### Task instructions
Quote all lines below exactly. Images stay out.
=== Entries supplied ===
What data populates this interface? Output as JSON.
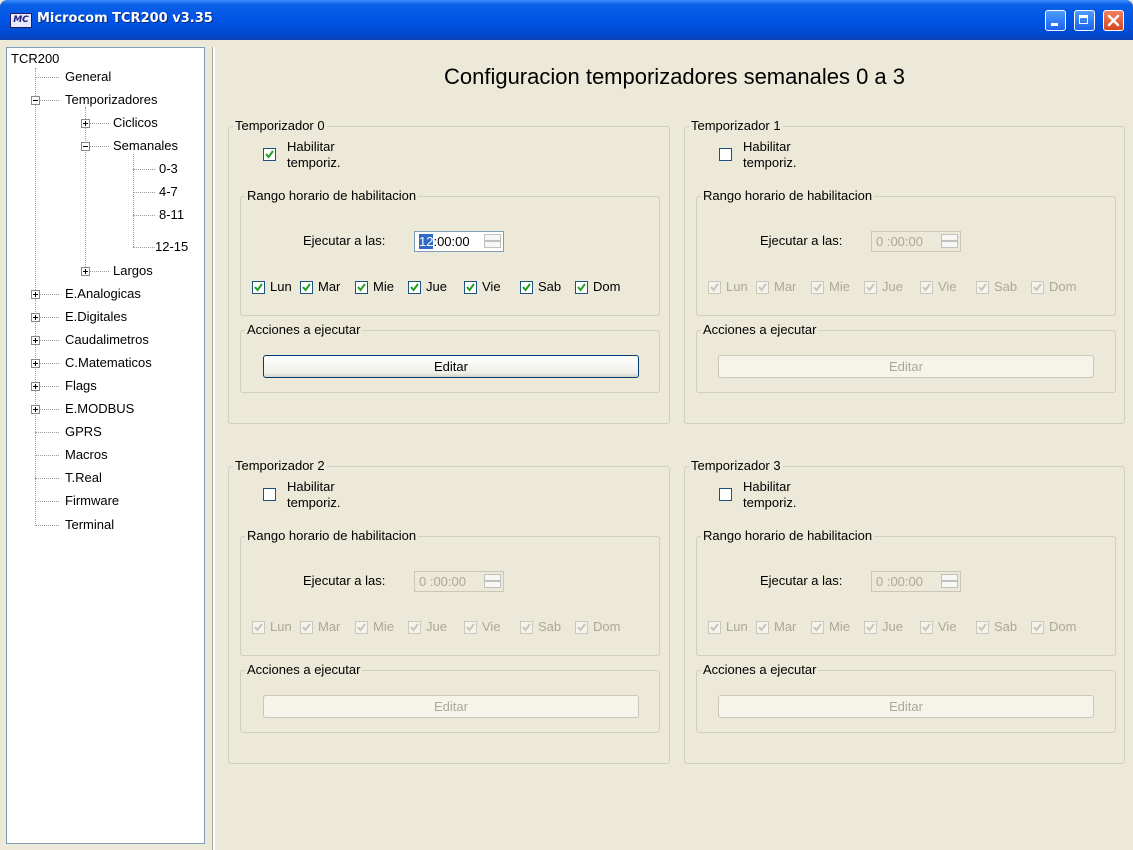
{
  "window": {
    "title": "Microcom TCR200 v3.35",
    "icon_text": "MC"
  },
  "tree": {
    "root": "TCR200",
    "items": [
      {
        "label": "General"
      },
      {
        "label": "Temporizadores"
      },
      {
        "label": "Ciclicos"
      },
      {
        "label": "Semanales"
      },
      {
        "label": "0-3"
      },
      {
        "label": "4-7"
      },
      {
        "label": "8-11"
      },
      {
        "label": "12-15"
      },
      {
        "label": "Largos"
      },
      {
        "label": "E.Analogicas"
      },
      {
        "label": "E.Digitales"
      },
      {
        "label": "Caudalimetros"
      },
      {
        "label": "C.Matematicos"
      },
      {
        "label": "Flags"
      },
      {
        "label": "E.MODBUS"
      },
      {
        "label": "GPRS"
      },
      {
        "label": "Macros"
      },
      {
        "label": "T.Real"
      },
      {
        "label": "Firmware"
      },
      {
        "label": "Terminal"
      }
    ]
  },
  "page_title": "Configuracion temporizadores semanales  0 a 3",
  "timers": [
    {
      "title": "Temporizador  0",
      "enabled": true,
      "enable_label_1": "Habilitar",
      "enable_label_2": "temporiz.",
      "range_title": "Rango horario de habilitacion",
      "exec_label": "Ejecutar a las:",
      "time_sel": "12",
      "time_rest": ":00:00",
      "days": [
        "Lun",
        "Mar",
        "Mie",
        "Jue",
        "Vie",
        "Sab",
        "Dom"
      ],
      "actions_title": "Acciones a ejecutar",
      "edit_label": "Editar"
    },
    {
      "title": "Temporizador  1",
      "enabled": false,
      "enable_label_1": "Habilitar",
      "enable_label_2": "temporiz.",
      "range_title": "Rango horario de habilitacion",
      "exec_label": "Ejecutar a las:",
      "time_sel": "",
      "time_rest": "0 :00:00",
      "days": [
        "Lun",
        "Mar",
        "Mie",
        "Jue",
        "Vie",
        "Sab",
        "Dom"
      ],
      "actions_title": "Acciones a ejecutar",
      "edit_label": "Editar"
    },
    {
      "title": "Temporizador  2",
      "enabled": false,
      "enable_label_1": "Habilitar",
      "enable_label_2": "temporiz.",
      "range_title": "Rango horario de habilitacion",
      "exec_label": "Ejecutar a las:",
      "time_sel": "",
      "time_rest": "0 :00:00",
      "days": [
        "Lun",
        "Mar",
        "Mie",
        "Jue",
        "Vie",
        "Sab",
        "Dom"
      ],
      "actions_title": "Acciones a ejecutar",
      "edit_label": "Editar"
    },
    {
      "title": "Temporizador  3",
      "enabled": false,
      "enable_label_1": "Habilitar",
      "enable_label_2": "temporiz.",
      "range_title": "Rango horario de habilitacion",
      "exec_label": "Ejecutar a las:",
      "time_sel": "",
      "time_rest": "0 :00:00",
      "days": [
        "Lun",
        "Mar",
        "Mie",
        "Jue",
        "Vie",
        "Sab",
        "Dom"
      ],
      "actions_title": "Acciones a ejecutar",
      "edit_label": "Editar"
    }
  ]
}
===
### Exercise response
What data populates this interface? Output as JSON.
{
  "window": {
    "title": "Microcom TCR200 v3.35",
    "icon_text": "MC"
  },
  "tree": {
    "root": "TCR200",
    "items": [
      {
        "label": "General"
      },
      {
        "label": "Temporizadores"
      },
      {
        "label": "Ciclicos"
      },
      {
        "label": "Semanales"
      },
      {
        "label": "0-3"
      },
      {
        "label": "4-7"
      },
      {
        "label": "8-11"
      },
      {
        "label": "12-15"
      },
      {
        "label": "Largos"
      },
      {
        "label": "E.Analogicas"
      },
      {
        "label": "E.Digitales"
      },
      {
        "label": "Caudalimetros"
      },
      {
        "label": "C.Matematicos"
      },
      {
        "label": "Flags"
      },
      {
        "label": "E.MODBUS"
      },
      {
        "label": "GPRS"
      },
      {
        "label": "Macros"
      },
      {
        "label": "T.Real"
      },
      {
        "label": "Firmware"
      },
      {
        "label": "Terminal"
      }
    ]
  },
  "page_title": "Configuracion temporizadores semanales  0 a 3",
  "timers": [
    {
      "title": "Temporizador  0",
      "enabled": true,
      "enable_label_1": "Habilitar",
      "enable_label_2": "temporiz.",
      "range_title": "Rango horario de habilitacion",
      "exec_label": "Ejecutar a las:",
      "time_sel": "12",
      "time_rest": ":00:00",
      "days": [
        "Lun",
        "Mar",
        "Mie",
        "Jue",
        "Vie",
        "Sab",
        "Dom"
      ],
      "actions_title": "Acciones a ejecutar",
      "edit_label": "Editar"
    },
    {
      "title": "Temporizador  1",
      "enabled": false,
      "enable_label_1": "Habilitar",
      "enable_label_2": "temporiz.",
      "range_title": "Rango horario de habilitacion",
      "exec_label": "Ejecutar a las:",
      "time_sel": "",
      "time_rest": "0 :00:00",
      "days": [
        "Lun",
        "Mar",
        "Mie",
        "Jue",
        "Vie",
        "Sab",
        "Dom"
      ],
      "actions_title": "Acciones a ejecutar",
      "edit_label": "Editar"
    },
    {
      "title": "Temporizador  2",
      "enabled": false,
      "enable_label_1": "Habilitar",
      "enable_label_2": "temporiz.",
      "range_title": "Rango horario de habilitacion",
      "exec_label": "Ejecutar a las:",
      "time_sel": "",
      "time_rest": "0 :00:00",
      "days": [
        "Lun",
        "Mar",
        "Mie",
        "Jue",
        "Vie",
        "Sab",
        "Dom"
      ],
      "actions_title": "Acciones a ejecutar",
      "edit_label": "Editar"
    },
    {
      "title": "Temporizador  3",
      "enabled": false,
      "enable_label_1": "Habilitar",
      "enable_label_2": "temporiz.",
      "range_title": "Rango horario de habilitacion",
      "exec_label": "Ejecutar a las:",
      "time_sel": "",
      "time_rest": "0 :00:00",
      "days": [
        "Lun",
        "Mar",
        "Mie",
        "Jue",
        "Vie",
        "Sab",
        "Dom"
      ],
      "actions_title": "Acciones a ejecutar",
      "edit_label": "Editar"
    }
  ]
}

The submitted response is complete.